◆ PROVIDED DATA
┌──

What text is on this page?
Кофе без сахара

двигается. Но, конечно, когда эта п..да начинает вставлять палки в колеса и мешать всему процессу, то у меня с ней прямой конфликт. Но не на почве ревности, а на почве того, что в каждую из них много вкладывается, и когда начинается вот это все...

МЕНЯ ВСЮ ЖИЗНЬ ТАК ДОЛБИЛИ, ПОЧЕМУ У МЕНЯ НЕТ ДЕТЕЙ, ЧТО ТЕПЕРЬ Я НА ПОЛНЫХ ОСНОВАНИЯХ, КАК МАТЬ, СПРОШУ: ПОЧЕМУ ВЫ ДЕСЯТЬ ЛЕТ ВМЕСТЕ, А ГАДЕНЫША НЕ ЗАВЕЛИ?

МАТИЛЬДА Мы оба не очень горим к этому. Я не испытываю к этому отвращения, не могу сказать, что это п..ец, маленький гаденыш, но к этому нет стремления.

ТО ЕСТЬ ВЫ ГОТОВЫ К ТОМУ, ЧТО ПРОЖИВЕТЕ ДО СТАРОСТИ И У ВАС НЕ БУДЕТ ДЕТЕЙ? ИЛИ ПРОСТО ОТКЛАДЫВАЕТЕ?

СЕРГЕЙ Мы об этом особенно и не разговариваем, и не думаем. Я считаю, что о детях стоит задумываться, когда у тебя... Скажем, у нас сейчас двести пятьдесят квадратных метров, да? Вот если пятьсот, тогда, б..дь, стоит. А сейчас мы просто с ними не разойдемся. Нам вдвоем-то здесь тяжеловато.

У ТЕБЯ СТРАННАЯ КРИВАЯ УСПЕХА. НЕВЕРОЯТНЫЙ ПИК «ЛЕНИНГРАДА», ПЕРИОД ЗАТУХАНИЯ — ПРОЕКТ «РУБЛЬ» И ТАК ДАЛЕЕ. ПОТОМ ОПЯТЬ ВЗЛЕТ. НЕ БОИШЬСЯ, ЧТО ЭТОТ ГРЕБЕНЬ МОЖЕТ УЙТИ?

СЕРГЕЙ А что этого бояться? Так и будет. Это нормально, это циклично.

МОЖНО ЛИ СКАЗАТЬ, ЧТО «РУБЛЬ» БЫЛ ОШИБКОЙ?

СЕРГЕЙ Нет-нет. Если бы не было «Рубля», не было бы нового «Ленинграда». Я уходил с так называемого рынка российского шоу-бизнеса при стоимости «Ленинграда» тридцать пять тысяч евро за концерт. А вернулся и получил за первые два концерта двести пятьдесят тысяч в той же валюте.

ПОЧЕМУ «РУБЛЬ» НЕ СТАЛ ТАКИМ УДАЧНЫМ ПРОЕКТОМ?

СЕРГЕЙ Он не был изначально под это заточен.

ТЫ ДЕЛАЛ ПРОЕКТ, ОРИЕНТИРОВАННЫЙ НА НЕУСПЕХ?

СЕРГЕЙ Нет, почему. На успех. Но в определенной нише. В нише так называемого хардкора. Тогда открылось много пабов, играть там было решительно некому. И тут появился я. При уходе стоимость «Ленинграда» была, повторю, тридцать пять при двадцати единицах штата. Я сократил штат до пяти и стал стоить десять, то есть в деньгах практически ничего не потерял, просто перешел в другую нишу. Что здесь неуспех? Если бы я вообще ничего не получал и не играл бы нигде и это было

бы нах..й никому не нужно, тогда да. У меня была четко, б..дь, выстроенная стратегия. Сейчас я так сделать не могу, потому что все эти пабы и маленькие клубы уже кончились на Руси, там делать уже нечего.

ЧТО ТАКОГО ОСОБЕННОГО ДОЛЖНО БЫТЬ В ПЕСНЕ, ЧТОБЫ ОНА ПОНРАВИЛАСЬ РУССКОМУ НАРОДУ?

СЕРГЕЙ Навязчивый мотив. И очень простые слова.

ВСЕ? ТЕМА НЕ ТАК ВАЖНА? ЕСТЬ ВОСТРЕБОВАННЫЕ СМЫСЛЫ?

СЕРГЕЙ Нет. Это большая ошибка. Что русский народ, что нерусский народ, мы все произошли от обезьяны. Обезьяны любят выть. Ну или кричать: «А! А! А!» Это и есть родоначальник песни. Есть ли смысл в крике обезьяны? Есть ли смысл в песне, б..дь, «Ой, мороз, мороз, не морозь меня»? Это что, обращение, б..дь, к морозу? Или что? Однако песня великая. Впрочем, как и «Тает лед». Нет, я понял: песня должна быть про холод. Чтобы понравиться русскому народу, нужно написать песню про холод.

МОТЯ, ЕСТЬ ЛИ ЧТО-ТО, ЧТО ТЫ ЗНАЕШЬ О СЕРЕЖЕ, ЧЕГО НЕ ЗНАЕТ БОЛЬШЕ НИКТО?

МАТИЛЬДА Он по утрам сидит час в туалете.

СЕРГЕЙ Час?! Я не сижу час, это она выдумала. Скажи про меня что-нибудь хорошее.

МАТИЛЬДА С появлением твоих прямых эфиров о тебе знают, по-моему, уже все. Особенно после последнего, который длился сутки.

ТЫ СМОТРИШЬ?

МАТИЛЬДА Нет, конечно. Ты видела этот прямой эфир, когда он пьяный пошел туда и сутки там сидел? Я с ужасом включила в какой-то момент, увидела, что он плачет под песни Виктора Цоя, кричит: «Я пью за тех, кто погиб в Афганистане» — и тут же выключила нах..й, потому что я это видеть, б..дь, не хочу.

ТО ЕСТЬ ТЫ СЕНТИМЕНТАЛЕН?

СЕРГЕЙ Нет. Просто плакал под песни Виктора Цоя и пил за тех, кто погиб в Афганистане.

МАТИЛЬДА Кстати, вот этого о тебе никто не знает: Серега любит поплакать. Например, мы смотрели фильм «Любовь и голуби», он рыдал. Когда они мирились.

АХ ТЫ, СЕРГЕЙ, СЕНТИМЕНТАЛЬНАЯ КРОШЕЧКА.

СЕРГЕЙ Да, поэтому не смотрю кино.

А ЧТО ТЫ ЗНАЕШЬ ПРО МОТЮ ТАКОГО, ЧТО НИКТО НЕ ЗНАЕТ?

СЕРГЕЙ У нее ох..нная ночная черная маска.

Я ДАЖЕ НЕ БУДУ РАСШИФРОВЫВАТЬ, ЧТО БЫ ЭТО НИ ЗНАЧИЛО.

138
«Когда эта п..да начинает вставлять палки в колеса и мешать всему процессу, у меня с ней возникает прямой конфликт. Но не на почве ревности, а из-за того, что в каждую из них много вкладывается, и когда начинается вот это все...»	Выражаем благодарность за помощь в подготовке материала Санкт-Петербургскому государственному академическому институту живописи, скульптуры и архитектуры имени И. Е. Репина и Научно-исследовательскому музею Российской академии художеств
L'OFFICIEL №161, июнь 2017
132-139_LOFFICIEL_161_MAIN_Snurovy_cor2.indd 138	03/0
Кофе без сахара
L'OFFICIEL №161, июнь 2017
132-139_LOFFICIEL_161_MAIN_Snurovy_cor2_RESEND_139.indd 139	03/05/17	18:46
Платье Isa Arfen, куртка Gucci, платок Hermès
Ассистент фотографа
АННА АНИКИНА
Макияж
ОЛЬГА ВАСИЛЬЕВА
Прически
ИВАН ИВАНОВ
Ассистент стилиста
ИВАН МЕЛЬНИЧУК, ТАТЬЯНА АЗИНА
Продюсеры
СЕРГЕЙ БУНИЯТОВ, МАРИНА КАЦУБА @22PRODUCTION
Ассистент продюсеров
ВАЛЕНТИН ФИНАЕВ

└──

◆ THE REQUEST
Gather all lines from the records above in which "пятьдесят" appears.

◆ RESPONSE BELOW
СЕРГЕЙ Мы об этом особенно и не разговариваем, и не думаем. Я считаю, что о детях стоит задумываться, когда у тебя... Скажем, у нас сейчас двести пятьдесят квадратных метров, да? Вот если пятьсот, тогда, б..дь, стоит. А сейчас мы просто с ними не разойдемся. Нам вдвоем-то здесь тяжеловато.
СЕРГЕЙ Нет-нет. Если бы не было «Рубля», не было бы нового «Ленинграда». Я уходил с так называемого рынка российского шоу-бизнеса при стоимости «Ленинграда» тридцать пять тысяч евро за концерт. А вернулся и получил за первые два концерта двести пятьдесят тысяч в той же валюте.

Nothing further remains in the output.